What to produce:
Each line of the material below should be reproduced exactly.

Records from a dataset
------------------------------------------------

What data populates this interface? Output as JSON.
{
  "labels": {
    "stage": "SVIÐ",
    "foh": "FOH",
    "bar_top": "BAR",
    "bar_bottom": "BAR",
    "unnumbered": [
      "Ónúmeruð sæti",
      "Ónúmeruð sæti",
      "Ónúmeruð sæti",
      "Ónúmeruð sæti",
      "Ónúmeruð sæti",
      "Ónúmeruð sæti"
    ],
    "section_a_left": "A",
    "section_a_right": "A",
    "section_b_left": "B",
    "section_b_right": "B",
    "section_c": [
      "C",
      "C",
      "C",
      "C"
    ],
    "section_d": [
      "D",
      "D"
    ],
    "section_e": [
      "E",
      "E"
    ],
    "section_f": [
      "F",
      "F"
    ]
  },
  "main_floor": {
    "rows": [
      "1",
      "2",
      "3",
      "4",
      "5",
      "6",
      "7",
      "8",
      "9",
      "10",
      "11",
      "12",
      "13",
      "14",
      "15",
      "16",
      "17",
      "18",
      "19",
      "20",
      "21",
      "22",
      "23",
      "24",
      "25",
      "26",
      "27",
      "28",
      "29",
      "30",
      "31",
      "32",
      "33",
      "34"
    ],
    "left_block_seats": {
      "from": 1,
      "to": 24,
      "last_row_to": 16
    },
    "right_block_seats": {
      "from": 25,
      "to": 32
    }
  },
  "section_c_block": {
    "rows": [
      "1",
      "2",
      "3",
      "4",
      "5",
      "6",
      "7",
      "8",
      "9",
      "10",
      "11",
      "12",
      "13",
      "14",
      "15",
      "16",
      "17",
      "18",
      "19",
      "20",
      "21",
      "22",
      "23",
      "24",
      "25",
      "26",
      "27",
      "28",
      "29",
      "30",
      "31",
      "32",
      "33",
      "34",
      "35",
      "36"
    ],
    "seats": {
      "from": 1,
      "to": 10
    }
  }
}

------------------------------------------------

Answer to this exercise:
What data populates this interface? Output as JSON.
{
  "labels": {
    "stage": "SVIÐ",
    "foh": "FOH",
    "bar_top": "BAR",
    "bar_bottom": "BAR",
    "unnumbered": [
      "Ónúmeruð sæti",
      "Ónúmeruð sæti",
      "Ónúmeruð sæti",
      "Ónúmeruð sæti",
      "Ónúmeruð sæti",
      "Ónúmeruð sæti"
    ],
    "section_a_left": "A",
    "section_a_right": "A",
    "section_b_left": "B",
    "section_b_right": "B",
    "section_c": [
      "C",
      "C",
      "C",
      "C"
    ],
    "section_d": [
      "D",
      "D"
    ],
    "section_e": [
      "E",
      "E"
    ],
    "section_f": [
      "F",
      "F"
    ]
  },
  "main_floor": {
    "rows": [
      "1",
      "2",
      "3",
      "4",
      "5",
      "6",
      "7",
      "8",
      "9",
      "10",
      "11",
      "12",
      "13",
      "14",
      "15",
      "16",
      "17",
      "18",
      "19",
      "20",
      "21",
      "22",
      "23",
      "24",
      "25",
      "26",
      "27",
      "28",
      "29",
      "30",
      "31",
      "32",
      "33",
      "34"
    ],
    "left_block_seats": {
      "from": 1,
      "to": 24,
      "last_row_to": 16
    },
    "right_block_seats": {
      "from": 25,
      "to": 32
    }
  },
  "section_c_block": {
    "rows": [
      "1",
      "2",
      "3",
      "4",
      "5",
      "6",
      "7",
      "8",
      "9",
      "10",
      "11",
      "12",
      "13",
      "14",
      "15",
      "16",
      "17",
      "18",
      "19",
      "20",
      "21",
      "22",
      "23",
      "24",
      "25",
      "26",
      "27",
      "28",
      "29",
      "30",
      "31",
      "32",
      "33",
      "34",
      "35",
      "36"
    ],
    "seats": {
      "from": 1,
      "to": 10
    }
  }
}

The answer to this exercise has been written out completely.